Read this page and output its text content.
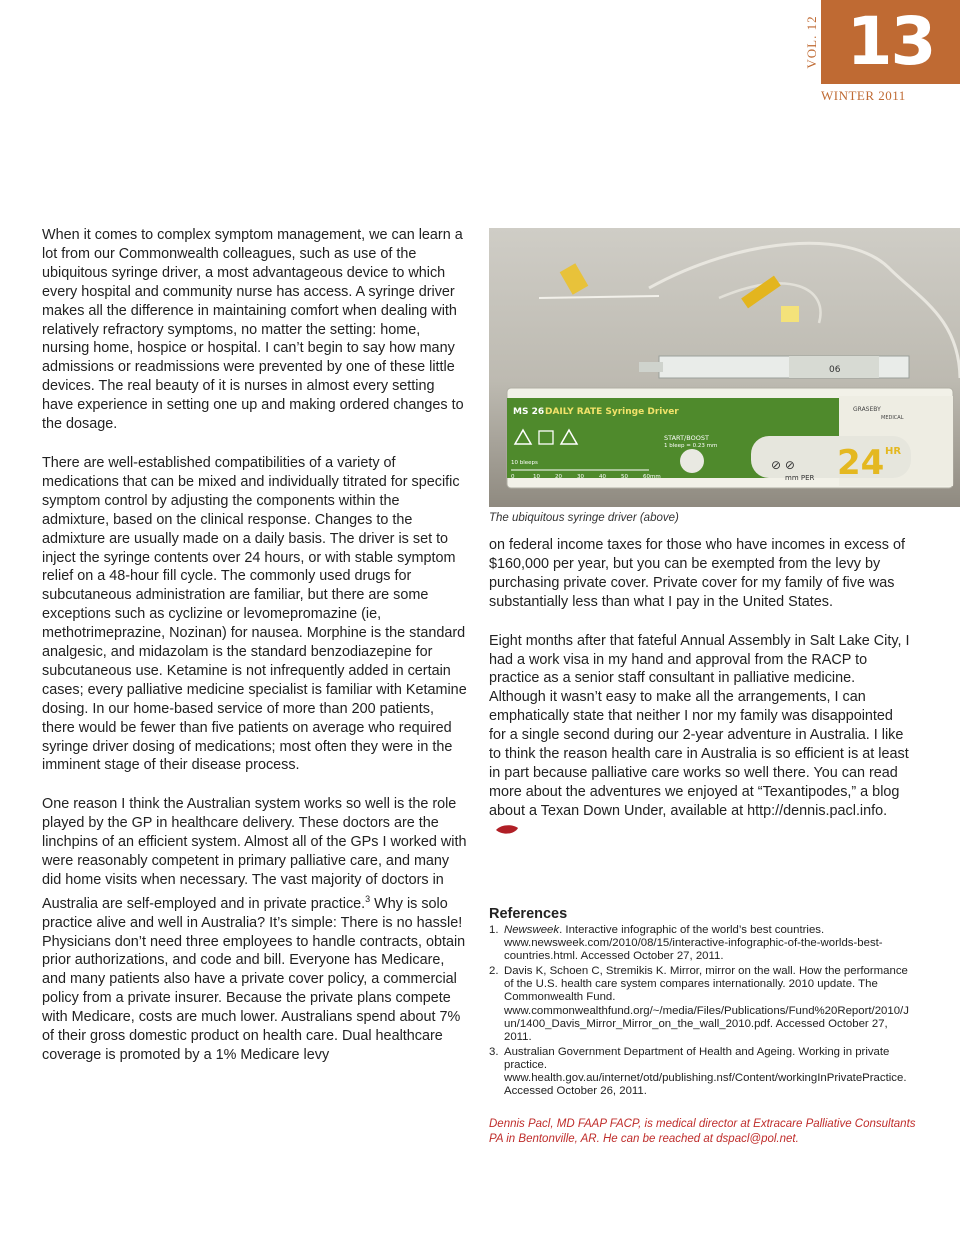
13
VOL. 12
WINTER 2011

When it comes to complex symptom management, we can learn a lot from our Commonwealth colleagues, such as use of the ubiquitous syringe driver, a most advantageous device to which every hospital and community nurse has access. A syringe driver makes all the difference in maintaining comfort when dealing with relatively refractory symptoms, no matter the setting: home, nursing home, hospice or hospital. I can’t begin to say how many admissions or readmissions were prevented by one of these little devices. The real beauty of it is nurses in almost every setting have experience in setting one up and making ordered changes to the dosage.

There are well-established compatibilities of a variety of medications that can be mixed and individually titrated for specific symptom control by adjusting the components within the admixture, based on the clinical response. Changes to the admixture are usually made on a daily basis. The driver is set to inject the syringe contents over 24 hours, or with stable symptom relief on a 48-hour fill cycle. The commonly used drugs for subcutaneous administration are familiar, but there are some exceptions such as cyclizine or levomepromazine (ie, methotrimeprazine, Nozinan) for nausea. Morphine is the standard analgesic, and midazolam is the standard benzodiazepine for subcutaneous use. Ketamine is not infrequently added in certain cases; every palliative medicine specialist is familiar with Ketamine dosing. In our home-based service of more than 200 patients, there would be fewer than five patients on average who required syringe driver dosing of medications; most often they were in the imminent stage of their disease process.

One reason I think the Australian system works so well is the role played by the GP in healthcare delivery. These doctors are the linchpins of an efficient system. Almost all of the GPs I worked with were reasonably competent in primary palliative care, and many did home visits when necessary. The vast majority of doctors in Australia are self-employed and in private practice.$^3$ Why is solo practice alive and well in Australia? It’s simple: There is no hassle! Physicians don’t need three employees to handle contracts, obtain prior authorizations, and code and bill. Everyone has Medicare, and many patients also have a private cover policy, a commercial policy from a private insurer. Because the private plans compete with Medicare, costs are much lower. Australians spend about 7% of their gross domestic product on health care. Dual healthcare coverage is promoted by a 1% Medicare levy

06
MS 26 DAILY RATE Syringe Driver	GRASEBY
MEDICAL
START/BOOST
1 bleep = 0.23 mm
10 bleeps
0	10	20	30	40	50	60mm
⊘ ⊘
mm PER 24 HR
The ubiquitous syringe driver (above)

on federal income taxes for those who have incomes in excess of $160,000 per year, but you can be exempted from the levy by purchasing private cover. Private cover for my family of five was substantially less than what I pay in the United States.

Eight months after that fateful Annual Assembly in Salt Lake City, I had a work visa in my hand and approval from the RACP to practice as a senior staff consultant in palliative medicine. Although it wasn’t easy to make all the arrangements, I can emphatically state that neither I nor my family was disappointed for a single second during our 2-year adventure in Australia. I like to think the reason health care in Australia is so efficient is at least in part because palliative care works so well there. You can read more about the adventures we enjoyed at “Texantipodes,” a blog about a Texan Down Under, available at http://dennis.pacl.info.

References
1. Newsweek. Interactive infographic of the world’s best countries. www.newsweek.com/2010/08/15/interactive-infographic-of-the-worlds-best-countries.html. Accessed October 27, 2011.
2. Davis K, Schoen C, Stremikis K. Mirror, mirror on the wall. How the performance of the U.S. health care system compares internationally. 2010 update. The Commonwealth Fund. www.commonwealthfund.org/~/media/Files/Publications/Fund%20Report/2010/Jun/1400_Davis_Mirror_Mirror_on_the_wall_2010.pdf. Accessed October 27, 2011.
3. Australian Government Department of Health and Ageing. Working in private practice. www.health.gov.au/internet/otd/publishing.nsf/Content/workingInPrivatePractice. Accessed October 26, 2011.
Dennis Pacl, MD FAAP FACP, is medical director at Extracare Palliative Consultants PA in Bentonville, AR. He can be reached at dspacl@pol.net.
◇ ◇ ◇
_Exercise_
From the first line to the last, write out the data exactly, omitting any pictures.

_Answer box_
Read this page and output its text content.
13
VOL. 12
WINTER 2011

When it comes to complex symptom management, we can learn a lot from our Commonwealth colleagues, such as use of the ubiquitous syringe driver, a most advantageous device to which every hospital and community nurse has access. A syringe driver makes all the difference in maintaining comfort when dealing with relatively refractory symptoms, no matter the setting: home, nursing home, hospice or hospital. I can’t begin to say how many admissions or readmissions were prevented by one of these little devices. The real beauty of it is nurses in almost every setting have experience in setting one up and making ordered changes to the dosage.

There are well-established compatibilities of a variety of medications that can be mixed and individually titrated for specific symptom control by adjusting the components within the admixture, based on the clinical response. Changes to the admixture are usually made on a daily basis. The driver is set to inject the syringe contents over 24 hours, or with stable symptom relief on a 48-hour fill cycle. The commonly used drugs for subcutaneous administration are familiar, but there are some exceptions such as cyclizine or levomepromazine (ie, methotrimeprazine, Nozinan) for nausea. Morphine is the standard analgesic, and midazolam is the standard benzodiazepine for subcutaneous use. Ketamine is not infrequently added in certain cases; every palliative medicine specialist is familiar with Ketamine dosing. In our home-based service of more than 200 patients, there would be fewer than five patients on average who required syringe driver dosing of medications; most often they were in the imminent stage of their disease process.

One reason I think the Australian system works so well is the role played by the GP in healthcare delivery. These doctors are the linchpins of an efficient system. Almost all of the GPs I worked with were reasonably competent in primary palliative care, and many did home visits when necessary. The vast majority of doctors in Australia are self-employed and in private practice.$^3$ Why is solo practice alive and well in Australia? It’s simple: There is no hassle! Physicians don’t need three employees to handle contracts, obtain prior authorizations, and code and bill. Everyone has Medicare, and many patients also have a private cover policy, a commercial policy from a private insurer. Because the private plans compete with Medicare, costs are much lower. Australians spend about 7% of their gross domestic product on health care. Dual healthcare coverage is promoted by a 1% Medicare levy

06
MS 26 DAILY RATE Syringe Driver	GRASEBY
MEDICAL
START/BOOST
1 bleep = 0.23 mm
10 bleeps
0	10	20	30	40	50	60mm
⊘ ⊘
mm PER 24 HR
The ubiquitous syringe driver (above)

on federal income taxes for those who have incomes in excess of $160,000 per year, but you can be exempted from the levy by purchasing private cover. Private cover for my family of five was substantially less than what I pay in the United States.

Eight months after that fateful Annual Assembly in Salt Lake City, I had a work visa in my hand and approval from the RACP to practice as a senior staff consultant in palliative medicine. Although it wasn’t easy to make all the arrangements, I can emphatically state that neither I nor my family was disappointed for a single second during our 2-year adventure in Australia. I like to think the reason health care in Australia is so efficient is at least in part because palliative care works so well there. You can read more about the adventures we enjoyed at “Texantipodes,” a blog about a Texan Down Under, available at http://dennis.pacl.info.

References
1. Newsweek. Interactive infographic of the world’s best countries. www.newsweek.com/2010/08/15/interactive-infographic-of-the-worlds-best-countries.html. Accessed October 27, 2011.
2. Davis K, Schoen C, Stremikis K. Mirror, mirror on the wall. How the performance of the U.S. health care system compares internationally. 2010 update. The Commonwealth Fund. www.commonwealthfund.org/~/media/Files/Publications/Fund%20Report/2010/Jun/1400_Davis_Mirror_Mirror_on_the_wall_2010.pdf. Accessed October 27, 2011.
3. Australian Government Department of Health and Ageing. Working in private practice. www.health.gov.au/internet/otd/publishing.nsf/Content/workingInPrivatePractice. Accessed October 26, 2011.
Dennis Pacl, MD FAAP FACP, is medical director at Extracare Palliative Consultants PA in Bentonville, AR. He can be reached at dspacl@pol.net.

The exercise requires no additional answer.